Data excerpts:
^^^^^^^^^^^^^^^^
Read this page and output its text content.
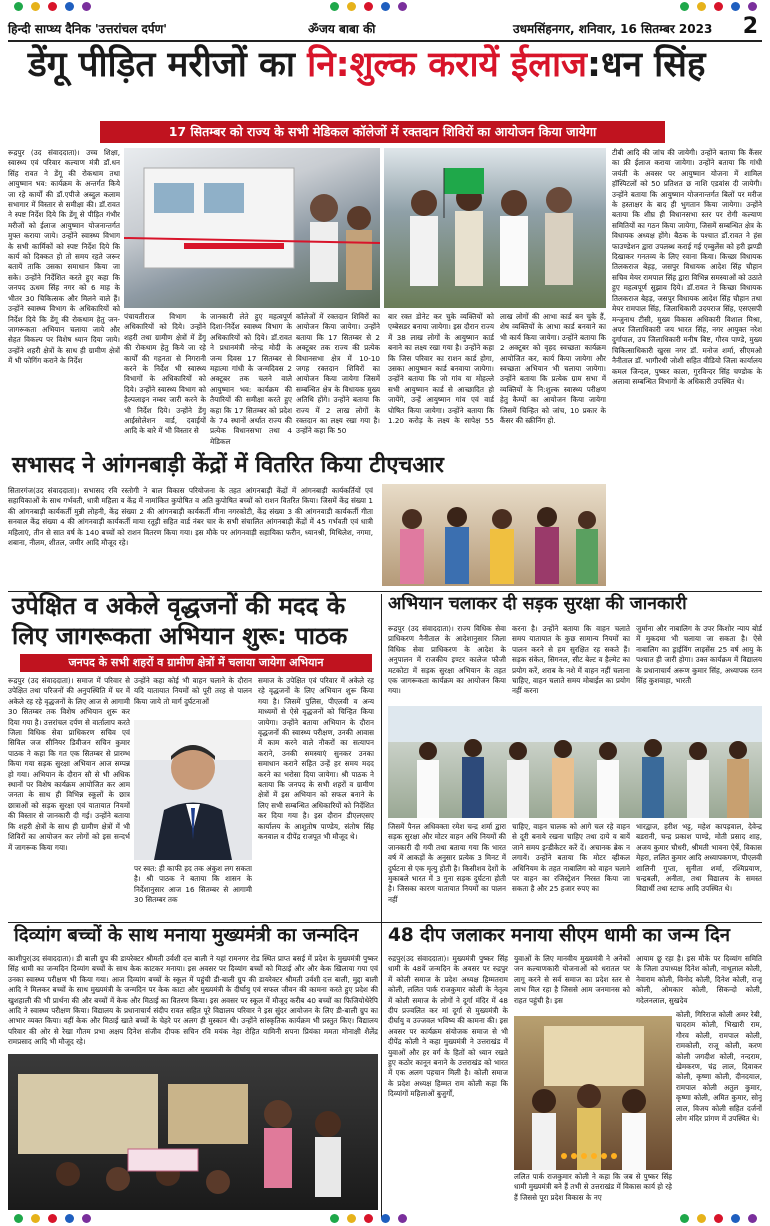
हिन्दी साप्ध्य दैनिक 'उत्तरांचल दर्पण'	ॐजय बाबा की	उधमसिंहनगर, शनिवार, 16 सितम्बर 2023 2
डेंगू पीड़ित मरीजों का नि:शुल्क करायें ईलाज:धन सिंह
17 सितम्बर को राज्य के सभी मेडिकल कॉलेजों में रक्तदान शिविरों का आयोजन किया जायेगा
रूद्रपुर (उद संवाददाता)। उच्च शिक्षा, स्वास्थ्य एवं परिवार कल्याण मंत्री डॉ.धन सिंह रावत ने डेंगू की रोकथाम तथा आयुष्मान भव: कार्यक्रम के अन्तर्गत किये जा रहे कार्यों की डॉ.एपीजे अब्दुल कलाम सभागार में विस्तार से समीक्षा की। डॉ.रावत ने स्पष्ट निर्देश दिये कि डेंगू से पीड़ित गंभीर मरीजों को ईलाज आयुष्मान योजनान्तर्गत मुफ्त कराया जाये। उन्होंने स्वास्थ्य विभाग के सभी कार्मिकों को स्पष्ट निर्देश दिये कि कार्य को दिक्कत हो तो समय रहते जरूर बतायें ताकि उसका समाधान किया जा सके। उन्होंने निर्देशित करते हुए कहा कि जनपद ऊधम सिंह नगर को 6 माह के भीतर 30 चिकित्सक और मिलने वाले हैं। उन्होंने स्वास्थ्य विभाग के अधिकारियों को निर्देश दिये कि डेंगू की रोकथाम हेतु जन-जागरूकता अभियान चलाया जाये और सेहत विकल्प पर विशेष ध्यान दिया जाये। उन्होंने शहरी क्षेत्रों के साथ ही ग्रामीण क्षेत्रों में भी फोगिंग कराने के निर्देश
पंचायतीराज विभाग के अधिकारियों को दिये। उन्होंने शहरी तथा ग्रामीण क्षेत्रों में डेंगू की रोकथाम हेतु किये जा रहे कार्यों की गहनता से निगरानी करने के निर्देश भी स्वास्थ्य विभागों के अधिकारियों को दिये। उन्होंने स्वास्थ्य विभाग को हैल्पलाइन नम्बर जारी करने के भी निर्देश दिये। उन्होंने डेंगू आईसोलेशन वार्ड, दवाईयों आदि के बारे में भी विस्तार से
जानकारी लेते हुए महत्वपूर्ण दिशा-निर्देश स्वास्थ्य विभाग के अधिकारियों को दिये। डॉ.रावत ने प्रधानमंत्री नरेन्द्र मोदी के जन्म दिवस 17 सितम्बर से महात्मा गांधी के जन्मदिवस 2 अक्टूबर तक चलने वाले आयुष्मान भव: कार्यक्रम की तैयारियों की समीक्षा करते हुए कहा कि 17 सितम्बर को प्रदेश के 74 स्थानों अर्थात राज्य की प्रत्येक विधानसभा तथा 4 मेडिकल
कॉलेजों में रक्तदान शिविरों का आयोजन किया जायेगा। उन्होंने बताया कि 17 सितम्बर से 2 अक्टूबर तक राज्य की प्रत्येक विधानसभा क्षेत्र में 10-10 जगह रक्तदान शिविरों का आयोजन किया जायेगा जिसमें सम्बन्धित क्षेत्र के विधायक मुख्य अतिथि होंगे। उन्होंने बताया कि राज्य में 2 लाख लोगों के रक्तदान का लक्ष्य रखा गया है। उन्होंने कहा कि 50
बार रक्त डोनेट कर चुके व्यक्तियों को एम्बेसडर बनाया जायेगा। इस दौरान राज्य में 38 लाख लोगों के आयुष्मान कार्ड बनाने का लक्ष्य रखा गया है। उन्होंने कहा कि जिस परिवार का राशन कार्ड होगा, उसका आयुष्मान कार्ड बनवाया जायेगा। उन्होंने बताया कि जो गांव या मोहल्ले सभी आयुष्मान कार्ड से आच्छादित हो जायेंगे, उन्हें आयुष्मान गांव एवं वार्ड घोषित किया जायेगा। उन्होंने बताया कि 1.20 करोड़ के लक्ष्य के सापेक्ष 55 लाख लोगों की आभा कार्ड बन चुके हैं, शेष व्यक्तियों के आभा कार्ड बनवाने का भी कार्य किया जायेगा। उन्होंने बताया कि 2 अक्टूबर को वृहद स्वच्छता कार्यक्रम आयोजित कर, कार्य किया जायेगा और स्वच्छता अभियान भी चलाया जायेगा। उन्होंने बताया कि प्रत्येक ग्राम सभा में व्यक्तियों के नि:शुल्क स्वास्थ्य परीक्षण हेतु कैम्पों का आयोजन किया जायेगा जिसमें चिन्हित को जांच, 10 प्रकार के कैंसर की स्क्रीनिंग हो.
टीबी आदि की जांच की जायेगी। उन्होंने बताया कि कैंसर का फ्री ईलाज कराया जायेगा। उन्होंने बताया कि गांधी जयंती के अवसर पर आयुष्मान योजना में शामिल हॉस्पिटलों को 50 प्रतिशत छ नाशि एडवांस दी जायेगी। उन्होंने बताया कि आयुष्मान योजनान्तर्गत बिलों पर मरीज के हस्ताक्षर के बाद ही भुगतान किया जायेगा। उन्होंने बताया कि शीघ्र ही विधानसभा स्तर पर रोगी कल्याण समितियों का गठन किया जायेगा, जिसमें सम्बन्धित क्षेत्र के विधायक अध्यक्ष होंगे। बैठक के पश्चात डॉ.रावत ने हंस फाउण्डेशन द्वारा उपलब्ध कराई गई एम्बुलेंस को हरी झण्डी दिखाकर गनतव्य के लिए रवाना किया। किच्छा विधायक तिलकराज बेहड़, जसपुर विधायक आदेश सिंह चौहान सचिव मेयर रामपाल सिंह द्वारा विभिन्न समस्याओं को उठाते हुए महत्वपूर्ण सुझाव दिये। डॉ.रावत ने किच्छा विधायक तिलकराज बेहड़, जसपुर विधायक आदेश सिंह चौहान तथा मेयर रामपाल सिंह, जिलाधिकारी उदयराज सिंह, एसएसपी मन्जुनाथ टीसी, मुख्य विकास अधिकारी विशाल मिश्रा, अपर जिलाधिकारी जय भारत सिंह, नगर आयुक्त नरेश दुर्गापाल, उप जिलाधिकारी मनीष बिष्ट, गौरव पाण्डे, मुख्य चिकित्साधिकारी खुरस नगर डॉ. मनोज शर्मा, सीएमओ नैनीताल डॉ. भागीरथी जोशी सहित वीडियो जिला कार्यालय कमल जिन्दल, पुष्कर काला, गुरविन्दर सिंह चण्डोक के अलावा सम्बन्धित विभागों के अधिकारी उपस्थित थे।
सभासद ने आंगनबाड़ी केंद्रों में वितरित किया टीएचआर
सितारगंज(उद संवाददाता)। सभासद रवि रस्तोगी ने बाल विकास परियोजना के तहत आंगनबाड़ी केंद्रों में आंगनबाड़ी कार्यकर्तियों एवं सहायिकाओं के साथ गर्भवती, धात्री महिला व केंद्र में नामांकित कुपोषित व अति कुपोषित बच्चों को राशन वितरित किया। जिसमें केंद्र संख्या 1 की आंगनबाड़ी कार्यकर्ती मुन्नी लोहनी, केंद्र संख्या 2 की आंगनबाड़ी कार्यकर्ती मीना नगरकोटी, केंद्र संख्या 3 की आंगनवाडी कार्यकर्ती गीता सनवाल केंद्र संख्या 4 की आंगनवाड़ी कार्यकर्ती माया रतूड़ी सहित वार्ड नंबर चार के सभी संचालित आंगनबाड़ी केंद्रों में 45 गर्भवती एवं धात्री महिलाएं, तीन से सात वर्ष के 140 बच्चों को राशन वितरण किया गया। इस मौके पर आंगनवाड़ी सहायिका फरीन, ध्यानश्री, मिथिलेश, नगमा, शबाना, नीलम, शीतल, जमीर आदि मौजूद रहे।
उपेक्षित व अकेले वृद्धजनों की मदद के
लिए जागरूकता अभियान शुरू: पाठक
जनपद के सभी शहरों व ग्रामीण क्षेत्रों में चलाया जायेगा अभियान
रूद्रपुर (उद संवाददाता)। समाज में परिवार से उपेक्षित तथा परिजनों की अनुपस्थिति में घर में अकेले रह रहे वृद्धजनों के लिए आज से आगामी 30 सितम्बर तक विशेष अभियान शुरू कर दिया गया है। उत्तरांचल दर्पण से वार्तालाप करते जिला विधिक सेवा प्राधिकरण सचिव एवं सिविल जज सीनियर डिवीजन सचिन कुमार पाठक ने कहा कि गत एक सितम्बर से प्रारम्भ किया गया सड़क सुरक्षा अभियान आज सम्पन्न हो गया। अभियान के दौरान सौ से भी अधिक स्थानों पर विशेष कार्यक्रम आयोजित कर आम जनता के साथ ही विभिन्न स्कूलों के छात्र छात्राओं को सड़क सुरक्षा एवं यातायात नियमों की विस्तार से जानकारी दी गई। उन्होंने बताया कि शहरी क्षेत्रों के साथ ही ग्रामीण क्षेत्रों में भी शिविरों का आयोजन कर लोगों को इस सन्दर्भ में जागरूक किया गया।
उन्होंने कहा कोई भी वाहन चलाने के दौरान यदि यातायात नियमों को पूरी तरह से पालन किया जाये तो मार्ग दुर्घटनाओं
पर स्वत: ही काफी हद तक अंकुश लग सकता है। श्री पाठक ने बताया कि शासन के निर्देशानुसार आज 16 सितम्बर से आगामी 30 सितम्बर तक
समाज के उपेक्षित एवं परिवार में अकेले रह रहे वृद्धजनों के लिए अभियान शुरू किया गया है। जिसमें पुलिस, पीएलवी व अन्य माध्यमों से ऐसे वृद्धजनों को चिन्हित किया जायेगा। उन्होंने बताया अभियान के दौरान वृद्धजनों की स्वास्थ्य परीक्षण, उनकी आवास में काम करने वाले नौकरों का सत्यापन कराने, उनकी समस्याएं सुनकर उनका समाधान कराने सहित उन्हें हर समय मदद करने का भरोसा दिया जायेगा। श्री पाठक ने बताया कि जनपद के सभी शहरों व ग्रामीण क्षेत्रों में इस अभियान को सफल बनाने के लिए सभी सम्बन्धित अधिकारियों को निर्देशित कर दिया गया है। इस दौरान डीएलएसए कार्यालय के आशुतोष पाण्डेय, संतोष सिंह कनवाल व दीपेंद्र राजपूत भी मौजूद थे।
अभियान चलाकर दी सड़क सुरक्षा की जानकारी
रूद्रपुर (उद संवाददाता)। राज्य विधिक सेवा प्राधिकरण नैनीताल के आदेशानुसार जिला विधिक सेवा प्राधिकरण के आदेश के अनुपालन में राजकीय इण्टर कालेज फौजी मटकोटा में सड़क सुरक्षा अभियान के तहत एक जागरूकता कार्यक्रम का आयोजन किया गया।
करना है। उन्होंने बताया कि वाहन चलाते समय यातायात के कुछ सामान्य नियमों का पालन करने से हम सुरक्षित रह सकते हैं। सड़क संकेत, सिगनल, सीट बेल्ट व हैल्मेट का प्रयोग करें, शराब के नशे में वाहन नहीं चलाना चाहिए, वाहन चलाते समय मोबाईल का प्रयोग नहीं करना
जुर्माना और नाबालिग के उपर किशोर न्याय बोर्ड में मुकदमा भी चलाया जा सकता है। ऐसे नाबालिग का ड्राईविंग लाइसेंस 25 वर्ष आयु के पश्चात ही जारी होगा। उक्त कार्यक्रम में विद्यालय के प्रधानाचार्य अरूण कुमार सिंह, अध्यापक रतन सिंह कुशवाहा, भारती
जिसमें पैनल अधिवक्ता रमेश चन्द्र शर्मा द्वारा सड़क सुरक्षा और मोटर वाहन अधि नियमों की जानकारी दी गयी तथा बताया गया कि भारत वर्ष में आकड़ों के अनुसार प्रत्येक 3 मिनट में दुर्घटना से एक मृत्यु होती है। किसीशव देशों के मुकाबले भारत में 3 गुना सड़क दुर्घटना होती है। जिसका कारण यातायात नियमों का पालन नहीं
चाहिए, वाहन चालक को आगे चल रहे वाहन से दूरी बनाये रखना चाहिए तथा दाये व बायें जाने समय इन्डीकेटर करें दें। अचानक ब्रेक न लगायें। उन्होंने बताया कि मोटर व्हीकल अधिनियम के तहत नाबालिग को वाहन चलाने पर वाहन का रजिस्ट्रेशन निरस्त किया जा सकता है और 25 हजार रुपए का
भारद्वाज, हरीश भट्ट, महेश कापड़वाल, देवेन्द्र बडरानी, चन्द्र प्रकाश पाण्डे, मोती प्रसाद शाह, अजय कुमार चौधरी, श्रीमती भावना ऐर्बे, विकास मेहरा, ललित कुमार आदि अध्यापकगण, पीएलवी शालिनी गुप्ता, सुनीता शर्मा, रश्मिप्रयाण, चन्द्रबली, अनीता, तथा विद्यालय के समस्त विद्यार्थी तथा स्टाफ आदि उपस्थित थे।
दिव्यांग बच्चों के साथ मनाया मुख्यमंत्री का जन्मदिन
काशीपुर(उद संवाददाता)। डी बाली ग्रुप की डायरेक्टर श्रीमती उर्वशी दत्त बाली ने यहां रामनगर रोड स्थित प्राप्त बसई में प्रदेश के मुख्यमंत्री पुष्कर सिंह धामी का जन्मदिन दिव्यांग बच्चों के साथ केक काटकर मनाया। इस अवसर पर दिव्यांग बच्चों को मिठाई और और केक खिलाया गया एवं उनका स्वास्थ्य परीक्षण भी किया गया। आज दिव्यांग बच्चों के स्कूल में पहुंची डी-बाली ग्रुप की डायरेक्टर श्रीमती उर्वशी दत्त बाली, मुद्दा बाली आदि ने मिलकर बच्चों के साथ मुख्यमंत्री के जन्मदिन पर केक काटा और मुख्यमंत्री के दीर्घायु एवं सफल जीवन की कामना करते हुए प्रदेश की खुशहाली की भी प्रार्थना की और बच्चों में केक और मिठाई का वितरण किया। इस अवसर पर स्कूल में मौजूद करीब 40 बच्चों का फिजियोथेरेपि आदि ने स्वास्थ्य परीक्षण किया। विद्यालय के प्रधानाचार्य संदीप रावत सहित पूरे विद्यालय परिवार ने इस सुंदर आयोजन के लिए डी-बाली ग्रुप का आभार व्यक्त किया। वहीं केक और मिठाई खाते बच्चों के चेहरे पर अलग ही मुस्कान थी। उन्होंने सांस्कृतिक कार्यक्रम भी प्रस्तुत किए। विद्यालय परिवार की ओर से रेखा गौतम प्रभा अक्षय दिनेश संजीव दीपक सचिन रवि मयंक नेहा रोहित यामिनी सपना प्रियंका ममता मोनाक्षी शैलेंद्र रामप्रसाद आदि भी मौजूद रहे।
48 दीप जलाकर मनाया सीएम धामी का जन्म दिन
रुद्रपुर(उद संवाददाता)। मुख्यमंत्री पुष्कर सिंह धामी के 48वें जन्मदिन के अवसर पर रुद्रपुर में कोली समाज के प्रदेश अध्यक्ष हिम्मतराम कोली, ललित पार्क राजकुमार कोली के नेतृत्व में कोली समाज के लोगों ने दूर्गा मंदिर में 48 दीप प्रज्वलित कर मां दूर्गा से मुख्यमंत्री के दीर्घायु व उज्जवल भविष्य की कामना की। इस अवसर पर कार्यक्रम संयोजक समाज से भी दीपेंद्र कोली ने कहा मुख्यमंत्री ने उत्तराखंड में युवाओं और हर वर्ग के हितों को ध्यान रखते हुए कठोर कानून बनाने के उत्तराखंड को भारत में एक अलग पहचान मिली है। कोली समाज के प्रदेश अध्यक्ष हिम्मत राम कोली कहा कि दिव्यांगों महिलाओं बुजुर्गों,
युवाओं के लिए मानवीय मुख्यमंत्री ने अनेकों जन कल्याणकारी योजनाओं को धरातल पर लागू करने से सर्व समाज का प्रदेश स्तर से लाभ मिल रहा है जिससे आम जनमानस को राहत पहुंची है। इस
आयाम छू रहा है। इस मौके पर दिव्यांग समिति के जिला उपाध्यक्ष दिनेश कोली, नाथूलाल कोली, नेवाराम कोली, विनोद कोली, दिनेश कोली, राजू कोली, ओमकार कोली, सिकन्दो कोली, गदेलनलाल, सुखदेव
कोली, गिरिराज कोली अमर रेबी, चादराम कोली, भिखारी राम, गौरव कोली, रामपाल कोली, रामकोली, राजू कोली, करण कोली जगदीश कोली, नन्दराम, खेमकरण, चंद्र लाल, दिवाकर कोली, कृष्णा कोली, दीनदयाल, रामपाल कोली अतुल कुमार, कृष्णा कोली, अमित कुमार, सोनू लाल, विजय कोली सहित दर्जनों लोग मंदिर प्रांगण में उपस्थित थे।
ललित पार्क राजकुमार कोली ने कहा कि जब से पुष्कर सिंह धामी मुख्यमंत्री बने हैं तभी से उत्तराखंड में विकास कार्य हो रहे हैं जिससे पूरा प्रदेश विकास के नए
^^^^^^^^^^^^^^^^
Each line above that includes "जनपद" should be shown.

Finished answer:
रूद्रपुर (उद संवाददाता)। उच्च शिक्षा, स्वास्थ्य एवं परिवार कल्याण मंत्री डॉ.धन सिंह रावत ने डेंगू की रोकथाम तथा आयुष्मान भव: कार्यक्रम के अन्तर्गत किये जा रहे कार्यों की डॉ.एपीजे अब्दुल कलाम सभागार में विस्तार से समीक्षा की। डॉ.रावत ने स्पष्ट निर्देश दिये कि डेंगू से पीड़ित गंभीर मरीजों को ईलाज आयुष्मान योजनान्तर्गत मुफ्त कराया जाये। उन्होंने स्वास्थ्य विभाग के सभी कार्मिकों को स्पष्ट निर्देश दिये कि कार्य को दिक्कत हो तो समय रहते जरूर बतायें ताकि उसका समाधान किया जा सके। उन्होंने निर्देशित करते हुए कहा कि जनपद ऊधम सिंह नगर को 6 माह के भीतर 30 चिकित्सक और मिलने वाले हैं। उन्होंने स्वास्थ्य विभाग के अधिकारियों को निर्देश दिये कि डेंगू की रोकथाम हेतु जन-जागरूकता अभियान चलाया जाये और सेहत विकल्प पर विशेष ध्यान दिया जाये। उन्होंने शहरी क्षेत्रों के साथ ही ग्रामीण क्षेत्रों में भी फोगिंग कराने के निर्देश
जनपद के सभी शहरों व ग्रामीण क्षेत्रों में चलाया जायेगा अभियान
समाज के उपेक्षित एवं परिवार में अकेले रह रहे वृद्धजनों के लिए अभियान शुरू किया गया है। जिसमें पुलिस, पीएलवी व अन्य माध्यमों से ऐसे वृद्धजनों को चिन्हित किया जायेगा। उन्होंने बताया अभियान के दौरान वृद्धजनों की स्वास्थ्य परीक्षण, उनकी आवास में काम करने वाले नौकरों का सत्यापन कराने, उनकी समस्याएं सुनकर उनका समाधान कराने सहित उन्हें हर समय मदद करने का भरोसा दिया जायेगा। श्री पाठक ने बताया कि जनपद के सभी शहरों व ग्रामीण क्षेत्रों में इस अभियान को सफल बनाने के लिए सभी सम्बन्धित अधिकारियों को निर्देशित कर दिया गया है। इस दौरान डीएलएसए कार्यालय के आशुतोष पाण्डेय, संतोष सिंह कनवाल व दीपेंद्र राजपूत भी मौजूद थे।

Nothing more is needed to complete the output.